What you are asked to do =
Scan the lines below for the string "Human" and copy every one that has it.

Input data =
# # #

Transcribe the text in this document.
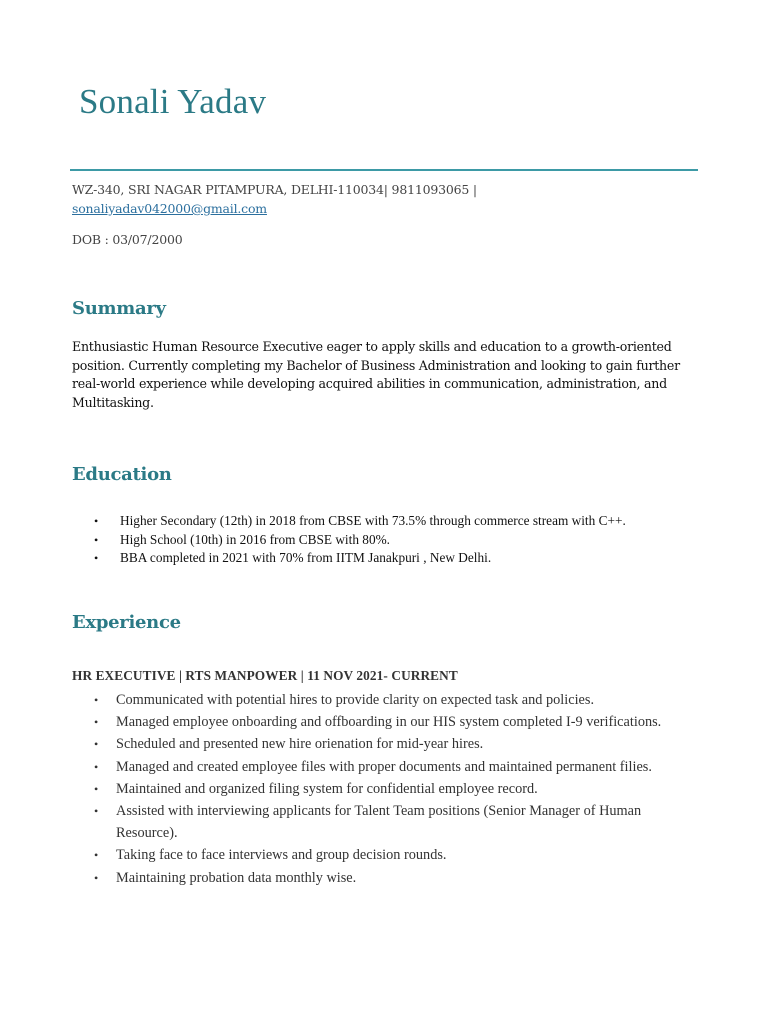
Sonali Yadav
WZ-340, SRI NAGAR PITAMPURA, DELHI-110034| 9811093065 |
sonaliyadav042000@gmail.com
DOB : 03/07/2000
Summary

Enthusiastic Human Resource Executive eager to apply skills and education to a growth-oriented position. Currently completing my Bachelor of Business Administration and looking to gain further real-world experience while developing acquired abilities in communication, administration, and Multitasking.

Education
• Higher Secondary (12th) in 2018 from CBSE with 73.5% through commerce stream with C++.
• High School (10th) in 2016 from CBSE with 80%.
• BBA completed in 2021 with 70% from IITM Janakpuri , New Delhi.
Experience
HR EXECUTIVE | RTS MANPOWER | 11 NOV 2021- CURRENT
• Communicated with potential hires to provide clarity on expected task and policies.
• Managed employee onboarding and offboarding in our HIS system completed I-9 verifications.
• Scheduled and presented new hire orienation for mid-year hires.
• Managed and created employee files with proper documents and maintained permanent filies.
• Maintained and organized filing system for confidential employee record.
• Assisted with interviewing applicants for Talent Team positions (Senior Manager of Human Resource).
• Taking face to face interviews and group decision rounds.
• Maintaining probation data monthly wise.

# # #

Output for this exercise =
Enthusiastic Human Resource Executive eager to apply skills and education to a growth-oriented position. Currently completing my Bachelor of Business Administration and looking to gain further real-world experience while developing acquired abilities in communication, administration, and Multitasking.
• Assisted with interviewing applicants for Talent Team positions (Senior Manager of Human Resource).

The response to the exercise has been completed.